◆ The task ◆
Restate the listing that follows word for word, without its pictures.

Records from a collection:
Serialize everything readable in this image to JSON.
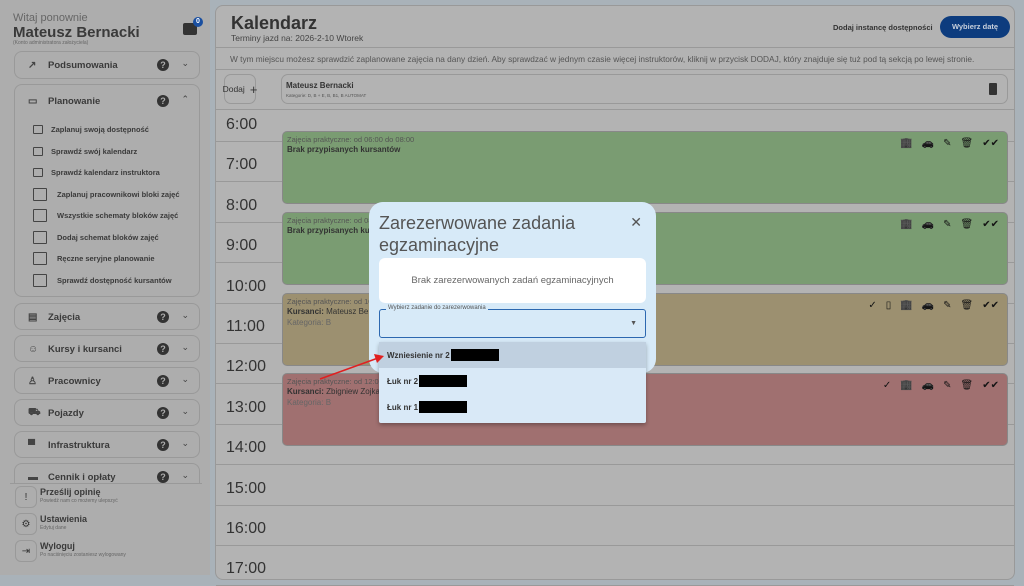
{
  "sidebar": {
    "welcome": "Witaj ponownie",
    "user": "Mateusz Bernacki",
    "role": "(Konto administratora założyciela)",
    "notifications": "0",
    "sections": [
      {
        "label": "Podsumowania",
        "icon": "trending-up-icon"
      },
      {
        "label": "Planowanie",
        "icon": "calendar-icon",
        "expanded": true
      },
      {
        "label": "Zajęcia",
        "icon": "clipboard-icon"
      },
      {
        "label": "Kursy i kursanci",
        "icon": "face-icon"
      },
      {
        "label": "Pracownicy",
        "icon": "person-icon"
      },
      {
        "label": "Pojazdy",
        "icon": "vehicles-icon"
      },
      {
        "label": "Infrastruktura",
        "icon": "store-icon"
      },
      {
        "label": "Cennik i opłaty",
        "icon": "credit-card-icon"
      }
    ],
    "planowanie_items": [
      "Zaplanuj swoją dostępność",
      "Sprawdź swój kalendarz",
      "Sprawdź kalendarz instruktora",
      "Zaplanuj pracownikowi bloki zajęć",
      "Wszystkie schematy bloków zajęć",
      "Dodaj schemat bloków zajęć",
      "Ręczne seryjne planowanie",
      "Sprawdź dostępność kursantów"
    ],
    "footer": [
      {
        "title": "Prześlij opinię",
        "sub": "Powiedź nam co możemy ulepszyć"
      },
      {
        "title": "Ustawienia",
        "sub": "Edytuj dane"
      },
      {
        "title": "Wyloguj",
        "sub": "Po naciśnięciu zostaniesz wylogowany"
      }
    ]
  },
  "header": {
    "title": "Kalendarz",
    "subtitle": "Terminy jazd na: 2026-2-10 Wtorek",
    "add_instance": "Dodaj instancę dostępności",
    "pick_date": "Wybierz datę"
  },
  "info": "W tym miejscu możesz sprawdzić zaplanowane zajęcia na dany dzień. Aby sprawdzać w jednym czasie więcej instruktorów, kliknij w przycisk DODAJ, który znajduje się tuż pod tą sekcją po lewej stronie.",
  "instructors": {
    "add_label": "Dodaj",
    "name": "Mateusz Bernacki",
    "categories": "Kategorie: D, B + E, B, B1, B AUTOMAT"
  },
  "hours": [
    "6:00",
    "7:00",
    "8:00",
    "9:00",
    "10:00",
    "11:00",
    "12:00",
    "13:00",
    "14:00",
    "15:00",
    "16:00",
    "17:00"
  ],
  "events": [
    {
      "time": "Zajęcia praktyczne: od 06:00 do 08:00",
      "students_label": "",
      "students": "Brak przypisanych kursantów",
      "category": "",
      "color": "#7a9c72"
    },
    {
      "time": "Zajęcia praktyczne: od 08:00 do 10:00",
      "students_label": "",
      "students": "Brak przypisanych kursantów",
      "category": "",
      "color": "#7a9c72"
    },
    {
      "time": "Zajęcia praktyczne: od 10:00 do 12:00",
      "students_label": "Kursanci:",
      "students": "Mateusz Be",
      "category": "Kategoria: B",
      "color": "#9c9070"
    },
    {
      "time": "Zajęcia praktyczne: od 12:00",
      "students_label": "Kursanci:",
      "students": "Zbigniew Zojka",
      "category": "Kategoria: B",
      "color": "#a07070"
    }
  ],
  "modal": {
    "title": "Zarezerwowane zadania egzaminacyjne",
    "empty": "Brak zarezerwowanych zadań egzaminacyjnych",
    "select_label": "Wybierz zadanie do zarezerwowania",
    "select_value": "",
    "options": [
      "Wzniesienie nr 2",
      "Łuk nr 2",
      "Łuk nr 1"
    ],
    "highlighted": 0
  },
  "colors": {
    "accent": "#0d3c7e",
    "modal_bg": "#d7eaf8",
    "arrow": "#e02020"
  }
}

◆ Result ◆
Serialize everything readable in this image to JSON.
{
  "sidebar": {
    "welcome": "Witaj ponownie",
    "user": "Mateusz Bernacki",
    "role": "(Konto administratora założyciela)",
    "notifications": "0",
    "sections": [
      {
        "label": "Podsumowania",
        "icon": "trending-up-icon"
      },
      {
        "label": "Planowanie",
        "icon": "calendar-icon",
        "expanded": true
      },
      {
        "label": "Zajęcia",
        "icon": "clipboard-icon"
      },
      {
        "label": "Kursy i kursanci",
        "icon": "face-icon"
      },
      {
        "label": "Pracownicy",
        "icon": "person-icon"
      },
      {
        "label": "Pojazdy",
        "icon": "vehicles-icon"
      },
      {
        "label": "Infrastruktura",
        "icon": "store-icon"
      },
      {
        "label": "Cennik i opłaty",
        "icon": "credit-card-icon"
      }
    ],
    "planowanie_items": [
      "Zaplanuj swoją dostępność",
      "Sprawdź swój kalendarz",
      "Sprawdź kalendarz instruktora",
      "Zaplanuj pracownikowi bloki zajęć",
      "Wszystkie schematy bloków zajęć",
      "Dodaj schemat bloków zajęć",
      "Ręczne seryjne planowanie",
      "Sprawdź dostępność kursantów"
    ],
    "footer": [
      {
        "title": "Prześlij opinię",
        "sub": "Powiedź nam co możemy ulepszyć"
      },
      {
        "title": "Ustawienia",
        "sub": "Edytuj dane"
      },
      {
        "title": "Wyloguj",
        "sub": "Po naciśnięciu zostaniesz wylogowany"
      }
    ]
  },
  "header": {
    "title": "Kalendarz",
    "subtitle": "Terminy jazd na: 2026-2-10 Wtorek",
    "add_instance": "Dodaj instancę dostępności",
    "pick_date": "Wybierz datę"
  },
  "info": "W tym miejscu możesz sprawdzić zaplanowane zajęcia na dany dzień. Aby sprawdzać w jednym czasie więcej instruktorów, kliknij w przycisk DODAJ, który znajduje się tuż pod tą sekcją po lewej stronie.",
  "instructors": {
    "add_label": "Dodaj",
    "name": "Mateusz Bernacki",
    "categories": "Kategorie: D, B + E, B, B1, B AUTOMAT"
  },
  "hours": [
    "6:00",
    "7:00",
    "8:00",
    "9:00",
    "10:00",
    "11:00",
    "12:00",
    "13:00",
    "14:00",
    "15:00",
    "16:00",
    "17:00"
  ],
  "events": [
    {
      "time": "Zajęcia praktyczne: od 06:00 do 08:00",
      "students_label": "",
      "students": "Brak przypisanych kursantów",
      "category": "",
      "color": "#7a9c72"
    },
    {
      "time": "Zajęcia praktyczne: od 08:00 do 10:00",
      "students_label": "",
      "students": "Brak przypisanych kursantów",
      "category": "",
      "color": "#7a9c72"
    },
    {
      "time": "Zajęcia praktyczne: od 10:00 do 12:00",
      "students_label": "Kursanci:",
      "students": "Mateusz Be",
      "category": "Kategoria: B",
      "color": "#9c9070"
    },
    {
      "time": "Zajęcia praktyczne: od 12:00",
      "students_label": "Kursanci:",
      "students": "Zbigniew Zojka",
      "category": "Kategoria: B",
      "color": "#a07070"
    }
  ],
  "modal": {
    "title": "Zarezerwowane zadania egzaminacyjne",
    "empty": "Brak zarezerwowanych zadań egzaminacyjnych",
    "select_label": "Wybierz zadanie do zarezerwowania",
    "select_value": "",
    "options": [
      "Wzniesienie nr 2",
      "Łuk nr 2",
      "Łuk nr 1"
    ],
    "highlighted": 0
  },
  "colors": {
    "accent": "#0d3c7e",
    "modal_bg": "#d7eaf8",
    "arrow": "#e02020"
  }
}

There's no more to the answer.